> **Written instruction**: Filter out everything except lines holding "розряду".

> **Material supplied**:
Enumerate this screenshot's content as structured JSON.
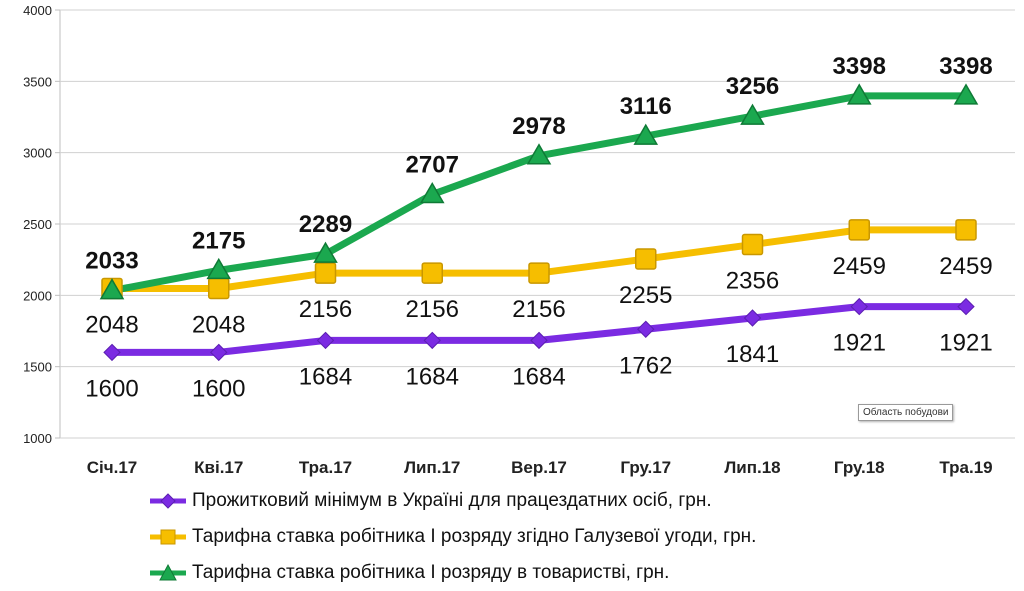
{
  "chart_data": {
    "type": "line",
    "categories": [
      "Січ.17",
      "Кві.17",
      "Тра.17",
      "Лип.17",
      "Вер.17",
      "Гру.17",
      "Лип.18",
      "Гру.18",
      "Тра.19"
    ],
    "ylim": [
      1000,
      4000
    ],
    "yticks": [
      1000,
      1500,
      2000,
      2500,
      3000,
      3500,
      4000
    ],
    "grid": "horizontal",
    "legend_position": "bottom",
    "series": [
      {
        "name": "Прожитковий мінімум в Україні для працездатних осіб, грн.",
        "color": "#7B2BE2",
        "marker": "diamond",
        "values": [
          1600,
          1600,
          1684,
          1684,
          1684,
          1762,
          1841,
          1921,
          1921
        ]
      },
      {
        "name": "Тарифна ставка робітника  І розряду згідно Галузевої угоди, грн.",
        "color": "#F6BE00",
        "marker": "square",
        "values": [
          2048,
          2048,
          2156,
          2156,
          2156,
          2255,
          2356,
          2459,
          2459
        ]
      },
      {
        "name": "Тарифна ставка робітника  І розряду в товаристві, грн.",
        "color": "#1BA84F",
        "marker": "triangle",
        "values": [
          2033,
          2175,
          2289,
          2707,
          2978,
          3116,
          3256,
          3398,
          3398
        ]
      }
    ]
  },
  "tooltip": "Область побудови"
}
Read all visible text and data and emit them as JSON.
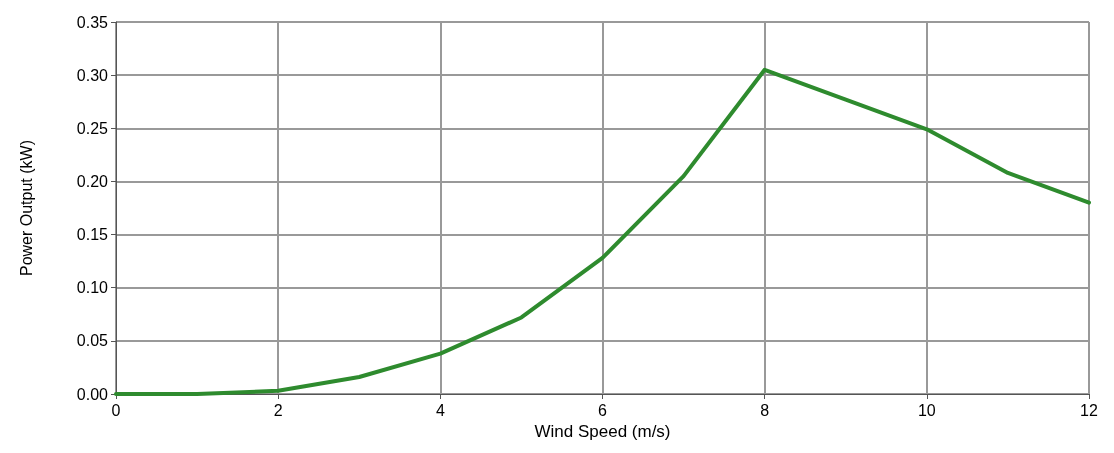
{
  "chart_data": {
    "type": "line",
    "xlabel": "Wind Speed (m/s)",
    "ylabel": "Power Output (kW)",
    "x": [
      0,
      1,
      2,
      3,
      4,
      5,
      6,
      7,
      8,
      9,
      10,
      11,
      12
    ],
    "series": [
      {
        "color": "#2e8b2e",
        "values": [
          0,
          0,
          0.003,
          0.016,
          0.038,
          0.072,
          0.128,
          0.205,
          0.305,
          0.277,
          0.249,
          0.208,
          0.18
        ]
      }
    ],
    "xlim": [
      0,
      12
    ],
    "xticks": [
      0,
      2,
      4,
      6,
      8,
      10,
      12
    ],
    "ylim": [
      0,
      0.35
    ],
    "yticks": [
      {
        "value": 0,
        "label": "0.00"
      },
      0.05,
      {
        "value": 0.1,
        "label": "0.10"
      },
      0.15,
      {
        "value": 0.2,
        "label": "0.20"
      },
      0.25,
      {
        "value": 0.3,
        "label": "0.30"
      },
      0.35
    ],
    "grid": true,
    "marker": "none",
    "line_style": "solid"
  }
}
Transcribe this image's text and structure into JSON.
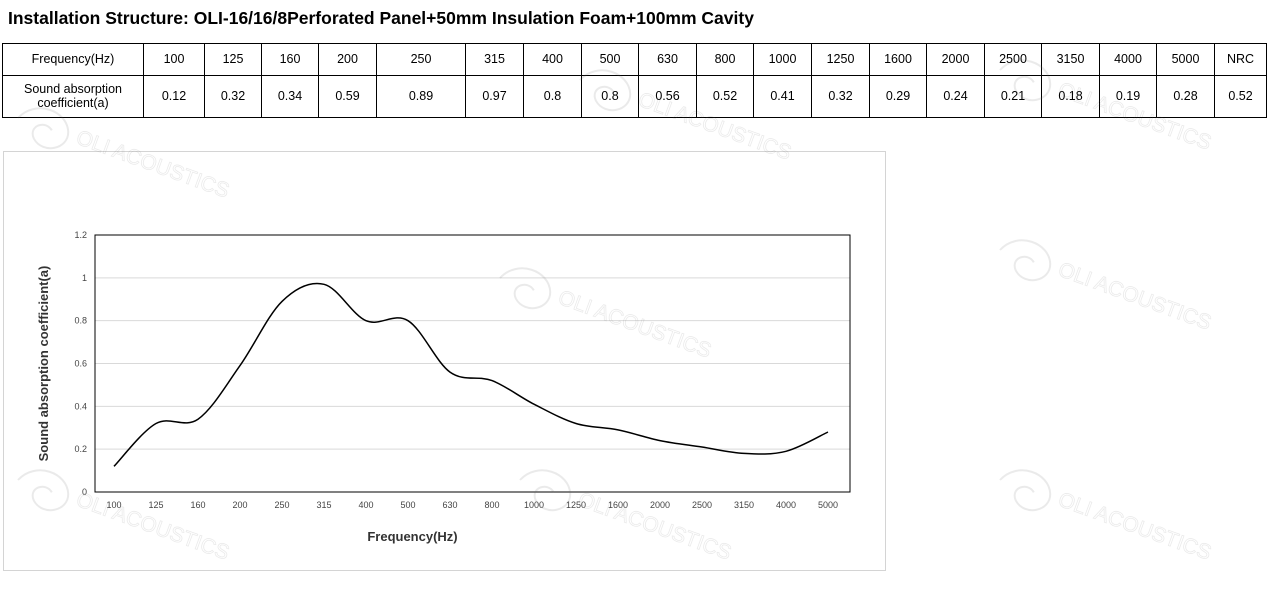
{
  "title": "Installation Structure: OLI-16/16/8Perforated Panel+50mm Insulation Foam+100mm Cavity",
  "table": {
    "row1_label": "Frequency(Hz)",
    "row2_label": "Sound absorption coefficient(a)",
    "frequencies": [
      "100",
      "125",
      "160",
      "200",
      "250",
      "315",
      "400",
      "500",
      "630",
      "800",
      "1000",
      "1250",
      "1600",
      "2000",
      "2500",
      "3150",
      "4000",
      "5000",
      "NRC"
    ],
    "coefficients": [
      "0.12",
      "0.32",
      "0.34",
      "0.59",
      "0.89",
      "0.97",
      "0.8",
      "0.8",
      "0.56",
      "0.52",
      "0.41",
      "0.32",
      "0.29",
      "0.24",
      "0.21",
      "0.18",
      "0.19",
      "0.28",
      "0.52"
    ]
  },
  "watermark": "OLI ACOUSTICS",
  "chart_data": {
    "type": "line",
    "x": [
      "100",
      "125",
      "160",
      "200",
      "250",
      "315",
      "400",
      "500",
      "630",
      "800",
      "1000",
      "1250",
      "1600",
      "2000",
      "2500",
      "3150",
      "4000",
      "5000"
    ],
    "series": [
      {
        "values": [
          0.12,
          0.32,
          0.34,
          0.59,
          0.89,
          0.97,
          0.8,
          0.8,
          0.56,
          0.52,
          0.41,
          0.32,
          0.29,
          0.24,
          0.21,
          0.18,
          0.19,
          0.28
        ]
      }
    ],
    "title": "",
    "xlabel": "Frequency(Hz)",
    "ylabel": "Sound absorption coefficient(a)",
    "ylim": [
      0,
      1.2
    ],
    "yticks": [
      "0",
      "0.2",
      "0.4",
      "0.6",
      "0.8",
      "1",
      "1.2"
    ],
    "grid": true,
    "legend": "none",
    "line_color": "#000000"
  }
}
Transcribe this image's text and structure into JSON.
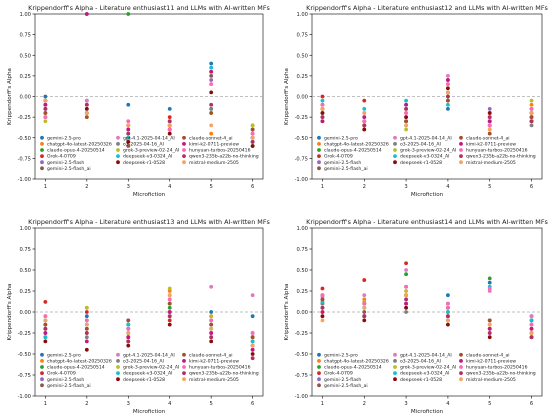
{
  "models": [
    {
      "name": "gemini-2.5-pro",
      "color": "#1f77b4"
    },
    {
      "name": "chatgpt-4o-latest-20250326",
      "color": "#ff7f0e"
    },
    {
      "name": "claude-opus-4-20250514",
      "color": "#2ca02c"
    },
    {
      "name": "Grok-4-0709",
      "color": "#d62728"
    },
    {
      "name": "gemini-2.5-flash",
      "color": "#9467bd"
    },
    {
      "name": "gemini-2.5-flash_ai",
      "color": "#8c564b"
    },
    {
      "name": "gpt-4.1-2025-04-14_AI",
      "color": "#e377c2"
    },
    {
      "name": "o3-2025-04-16_AI",
      "color": "#7f7f7f"
    },
    {
      "name": "grok-3-preview-02-24_AI",
      "color": "#bcbd22"
    },
    {
      "name": "deepseek-v3-0324_AI",
      "color": "#17becf"
    },
    {
      "name": "deepseek-r1-0528",
      "color": "#8b0a0a"
    },
    {
      "name": "claude-sonnet-4_ai",
      "color": "#a0522d"
    },
    {
      "name": "kimi-k2-0711-preview",
      "color": "#c71585"
    },
    {
      "name": "hunyuan-turbos-20250416",
      "color": "#ff69b4"
    },
    {
      "name": "qwen3-235b-a22b-no-thinking",
      "color": "#b03060"
    },
    {
      "name": "mistral-medium-2505",
      "color": "#f4a460"
    }
  ],
  "chart_data": [
    {
      "type": "scatter",
      "title": "Krippendorff's Alpha - Literature enthusiast11 and LLMs with AI-written MFs",
      "xlabel": "Microfiction",
      "ylabel": "Krippendorff's Alpha",
      "x_ticks": [
        1,
        2,
        3,
        4,
        5,
        6
      ],
      "ylim": [
        -1.0,
        1.0
      ],
      "y_ticks": [
        "-1.00",
        "-0.75",
        "-0.50",
        "-0.25",
        "0.00",
        "0.25",
        "0.50",
        "0.75",
        "1.00"
      ],
      "reference_line": 0.0,
      "legend_location": "lower-left",
      "series": [
        {
          "name": "gemini-2.5-pro",
          "values": [
            0.0,
            -0.05,
            -0.1,
            -0.15,
            0.4,
            -0.4
          ]
        },
        {
          "name": "chatgpt-4o-latest-20250326",
          "values": [
            -0.2,
            -0.25,
            -0.35,
            -0.3,
            -0.45,
            -0.35
          ]
        },
        {
          "name": "claude-opus-4-20250514",
          "values": [
            -0.1,
            1.0,
            1.0,
            -0.4,
            -0.15,
            -0.6
          ]
        },
        {
          "name": "Grok-4-0709",
          "values": [
            -0.15,
            -0.2,
            -0.55,
            -0.25,
            0.3,
            -0.55
          ]
        },
        {
          "name": "gemini-2.5-flash",
          "values": [
            -0.05,
            -0.1,
            -0.45,
            -0.3,
            0.2,
            -0.5
          ]
        },
        {
          "name": "gemini-2.5-flash_ai",
          "values": [
            -0.25,
            -0.2,
            -0.5,
            -0.35,
            0.25,
            -0.45
          ]
        },
        {
          "name": "gpt-4.1-2025-04-14_AI",
          "values": [
            -0.1,
            -0.05,
            -0.3,
            -0.4,
            0.15,
            -0.45
          ]
        },
        {
          "name": "o3-2025-04-16_AI",
          "values": [
            -0.2,
            -0.15,
            -0.35,
            -0.45,
            -0.15,
            -0.5
          ]
        },
        {
          "name": "grok-3-preview-02-24_AI",
          "values": [
            -0.3,
            -0.1,
            -0.4,
            -0.35,
            -0.2,
            -0.35
          ]
        },
        {
          "name": "deepseek-v3-0324_AI",
          "values": [
            -0.15,
            -0.2,
            -0.5,
            -0.3,
            0.35,
            -0.55
          ]
        },
        {
          "name": "deepseek-r1-0528",
          "values": [
            -0.05,
            -0.15,
            -0.55,
            -0.45,
            0.05,
            -0.6
          ]
        },
        {
          "name": "claude-sonnet-4_ai",
          "values": [
            -0.2,
            -0.25,
            -0.6,
            -0.4,
            -0.2,
            -0.4
          ]
        },
        {
          "name": "kimi-k2-0711-preview",
          "values": [
            -0.1,
            1.0,
            -0.4,
            -0.35,
            0.3,
            -0.5
          ]
        },
        {
          "name": "hunyuan-turbos-20250416",
          "values": [
            -0.25,
            -0.2,
            -0.3,
            -0.4,
            0.15,
            -0.45
          ]
        },
        {
          "name": "qwen3-235b-a22b-no-thinking",
          "values": [
            -0.15,
            -0.1,
            -0.45,
            -0.3,
            -0.1,
            -0.55
          ]
        },
        {
          "name": "mistral-medium-2505",
          "values": [
            -0.05,
            -0.2,
            -0.35,
            -0.35,
            -0.35,
            -0.5
          ]
        }
      ]
    },
    {
      "type": "scatter",
      "title": "Krippendorff's Alpha - Literature enthusiast12 and LLMs with AI-written MFs",
      "xlabel": "Microfiction",
      "ylabel": "Krippendorff's Alpha",
      "x_ticks": [
        1,
        2,
        3,
        4,
        5,
        6
      ],
      "ylim": [
        -1.0,
        1.0
      ],
      "y_ticks": [
        "-1.00",
        "-0.75",
        "-0.50",
        "-0.25",
        "0.00",
        "0.25",
        "0.50",
        "0.75",
        "1.00"
      ],
      "reference_line": 0.0,
      "legend_location": "lower-left",
      "series": [
        {
          "name": "gemini-2.5-pro",
          "values": [
            -0.25,
            -0.3,
            -0.1,
            -0.15,
            -0.3,
            -0.2
          ]
        },
        {
          "name": "chatgpt-4o-latest-20250326",
          "values": [
            -0.1,
            -0.35,
            -0.2,
            0.05,
            -0.25,
            -0.1
          ]
        },
        {
          "name": "claude-opus-4-20250514",
          "values": [
            -0.2,
            -0.4,
            -0.3,
            0.0,
            -0.35,
            -0.15
          ]
        },
        {
          "name": "Grok-4-0709",
          "values": [
            0.0,
            -0.05,
            -0.15,
            0.05,
            -0.2,
            -0.25
          ]
        },
        {
          "name": "gemini-2.5-flash",
          "values": [
            -0.15,
            -0.3,
            -0.25,
            -0.05,
            -0.15,
            -0.3
          ]
        },
        {
          "name": "gemini-2.5-flash_ai",
          "values": [
            -0.3,
            -0.35,
            -0.3,
            0.2,
            -0.3,
            -0.25
          ]
        },
        {
          "name": "gpt-4.1-2025-04-14_AI",
          "values": [
            -0.2,
            -0.25,
            -0.2,
            0.25,
            -0.25,
            -0.2
          ]
        },
        {
          "name": "o3-2025-04-16_AI",
          "values": [
            -0.1,
            -0.2,
            -0.35,
            0.15,
            -0.35,
            -0.35
          ]
        },
        {
          "name": "grok-3-preview-02-24_AI",
          "values": [
            -0.25,
            -0.3,
            -0.4,
            -0.05,
            -0.4,
            -0.05
          ]
        },
        {
          "name": "deepseek-v3-0324_AI",
          "values": [
            -0.05,
            -0.15,
            -0.05,
            -0.1,
            -0.3,
            -0.15
          ]
        },
        {
          "name": "deepseek-r1-0528",
          "values": [
            -0.2,
            -0.4,
            -0.25,
            0.1,
            -0.2,
            -0.3
          ]
        },
        {
          "name": "claude-sonnet-4_ai",
          "values": [
            -0.15,
            -0.35,
            -0.3,
            -0.05,
            -0.45,
            -0.25
          ]
        },
        {
          "name": "kimi-k2-0711-preview",
          "values": [
            -0.3,
            -0.25,
            -0.1,
            0.2,
            -0.3,
            -0.2
          ]
        },
        {
          "name": "hunyuan-turbos-20250416",
          "values": [
            -0.1,
            -0.3,
            -0.2,
            0.15,
            -0.35,
            -0.15
          ]
        },
        {
          "name": "qwen3-235b-a22b-no-thinking",
          "values": [
            -0.25,
            -0.35,
            -0.15,
            0.0,
            -0.25,
            -0.3
          ]
        },
        {
          "name": "mistral-medium-2505",
          "values": [
            -0.15,
            -0.2,
            -0.35,
            0.05,
            -0.4,
            -0.2
          ]
        }
      ]
    },
    {
      "type": "scatter",
      "title": "Krippendorff's Alpha - Literature enthusiast13 and LLMs with AI-written MFs",
      "xlabel": "Microfiction",
      "ylabel": "Krippendorff's Alpha",
      "x_ticks": [
        1,
        2,
        3,
        4,
        5,
        6
      ],
      "ylim": [
        -1.0,
        1.0
      ],
      "y_ticks": [
        "-1.00",
        "-0.75",
        "-0.50",
        "-0.25",
        "0.00",
        "0.25",
        "0.50",
        "0.75",
        "1.00"
      ],
      "reference_line": 0.0,
      "legend_location": "lower-left",
      "series": [
        {
          "name": "gemini-2.5-pro",
          "values": [
            -0.1,
            -0.05,
            -0.2,
            0.1,
            0.0,
            -0.05
          ]
        },
        {
          "name": "chatgpt-4o-latest-20250326",
          "values": [
            -0.2,
            0.05,
            -0.25,
            0.25,
            -0.05,
            -0.3
          ]
        },
        {
          "name": "claude-opus-4-20250514",
          "values": [
            -0.3,
            -0.1,
            -0.15,
            0.05,
            -0.15,
            -0.35
          ]
        },
        {
          "name": "Grok-4-0709",
          "values": [
            0.12,
            0.0,
            -0.3,
            -0.1,
            -0.25,
            -0.4
          ]
        },
        {
          "name": "gemini-2.5-flash",
          "values": [
            -0.15,
            -0.2,
            -0.1,
            0.15,
            -0.2,
            -0.25
          ]
        },
        {
          "name": "gemini-2.5-flash_ai",
          "values": [
            -0.25,
            -0.25,
            -0.35,
            0.0,
            -0.1,
            -0.45
          ]
        },
        {
          "name": "gpt-4.1-2025-04-14_AI",
          "values": [
            -0.05,
            -0.15,
            -0.2,
            0.2,
            0.3,
            0.2
          ]
        },
        {
          "name": "o3-2025-04-16_AI",
          "values": [
            -0.2,
            -0.3,
            -0.25,
            -0.05,
            -0.3,
            -0.3
          ]
        },
        {
          "name": "grok-3-preview-02-24_AI",
          "values": [
            -0.1,
            0.05,
            -0.3,
            0.28,
            -0.05,
            -0.4
          ]
        },
        {
          "name": "deepseek-v3-0324_AI",
          "values": [
            -0.3,
            -0.15,
            -0.15,
            0.1,
            -0.2,
            -0.35
          ]
        },
        {
          "name": "deepseek-r1-0528",
          "values": [
            -0.35,
            -0.45,
            -0.4,
            -0.15,
            -0.35,
            -0.5
          ]
        },
        {
          "name": "claude-sonnet-4_ai",
          "values": [
            -0.15,
            -0.2,
            -0.1,
            0.1,
            -0.15,
            -0.3
          ]
        },
        {
          "name": "kimi-k2-0711-preview",
          "values": [
            -0.25,
            -0.35,
            -0.3,
            0.0,
            -0.25,
            -0.45
          ]
        },
        {
          "name": "hunyuan-turbos-20250416",
          "values": [
            -0.05,
            -0.1,
            -0.2,
            0.15,
            -0.1,
            -0.25
          ]
        },
        {
          "name": "qwen3-235b-a22b-no-thinking",
          "values": [
            -0.2,
            -0.25,
            -0.35,
            -0.05,
            -0.3,
            -0.55
          ]
        },
        {
          "name": "mistral-medium-2505",
          "values": [
            -0.1,
            -0.15,
            -0.25,
            0.2,
            -0.2,
            -0.4
          ]
        }
      ]
    },
    {
      "type": "scatter",
      "title": "Krippendorff's Alpha - Literature enthusiast14 and LLMs with AI-written MFs",
      "xlabel": "Microfiction",
      "ylabel": "Krippendorff's Alpha",
      "x_ticks": [
        1,
        2,
        3,
        4,
        5,
        6
      ],
      "ylim": [
        -1.0,
        1.0
      ],
      "y_ticks": [
        "-1.00",
        "-0.75",
        "-0.50",
        "-0.25",
        "0.00",
        "0.25",
        "0.50",
        "0.75",
        "1.00"
      ],
      "reference_line": 0.0,
      "legend_location": "lower-left",
      "series": [
        {
          "name": "gemini-2.5-pro",
          "values": [
            0.1,
            0.05,
            0.3,
            0.2,
            0.35,
            -0.05
          ]
        },
        {
          "name": "chatgpt-4o-latest-20250326",
          "values": [
            0.0,
            0.15,
            0.05,
            -0.1,
            -0.15,
            -0.2
          ]
        },
        {
          "name": "claude-opus-4-20250514",
          "values": [
            0.2,
            0.1,
            0.45,
            0.0,
            0.4,
            -0.1
          ]
        },
        {
          "name": "Grok-4-0709",
          "values": [
            0.28,
            0.38,
            0.58,
            0.1,
            -0.2,
            -0.15
          ]
        },
        {
          "name": "gemini-2.5-flash",
          "values": [
            0.15,
            -0.05,
            0.2,
            -0.05,
            -0.25,
            -0.1
          ]
        },
        {
          "name": "gemini-2.5-flash_ai",
          "values": [
            0.05,
            0.0,
            0.1,
            0.05,
            -0.1,
            -0.25
          ]
        },
        {
          "name": "gpt-4.1-2025-04-14_AI",
          "values": [
            0.18,
            0.2,
            0.5,
            0.1,
            0.25,
            -0.05
          ]
        },
        {
          "name": "o3-2025-04-16_AI",
          "values": [
            0.1,
            -0.05,
            0.0,
            -0.05,
            -0.2,
            -0.15
          ]
        },
        {
          "name": "grok-3-preview-02-24_AI",
          "values": [
            0.05,
            0.12,
            0.25,
            0.0,
            -0.15,
            -0.2
          ]
        },
        {
          "name": "deepseek-v3-0324_AI",
          "values": [
            0.12,
            0.05,
            0.15,
            0.0,
            0.3,
            -0.1
          ]
        },
        {
          "name": "deepseek-r1-0528",
          "values": [
            -0.05,
            -0.1,
            0.05,
            -0.15,
            -0.3,
            -0.3
          ]
        },
        {
          "name": "claude-sonnet-4_ai",
          "values": [
            0.15,
            0.1,
            0.2,
            0.05,
            -0.1,
            -0.25
          ]
        },
        {
          "name": "kimi-k2-0711-preview",
          "values": [
            0.0,
            -0.05,
            0.1,
            -0.1,
            -0.2,
            -0.2
          ]
        },
        {
          "name": "hunyuan-turbos-20250416",
          "values": [
            0.2,
            0.1,
            0.3,
            0.05,
            0.28,
            -0.15
          ]
        },
        {
          "name": "qwen3-235b-a22b-no-thinking",
          "values": [
            0.05,
            -0.05,
            0.15,
            -0.05,
            -0.25,
            -0.3
          ]
        },
        {
          "name": "mistral-medium-2505",
          "values": [
            -0.1,
            0.05,
            0.2,
            -0.1,
            -0.15,
            -0.25
          ]
        }
      ]
    }
  ]
}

> **Worked answer**:
        "name": "Тарифна ставка робітника  І розряду згідно Галузевої угоди, грн.",
        "name": "Тарифна ставка робітника  І розряду в товаристві, грн.",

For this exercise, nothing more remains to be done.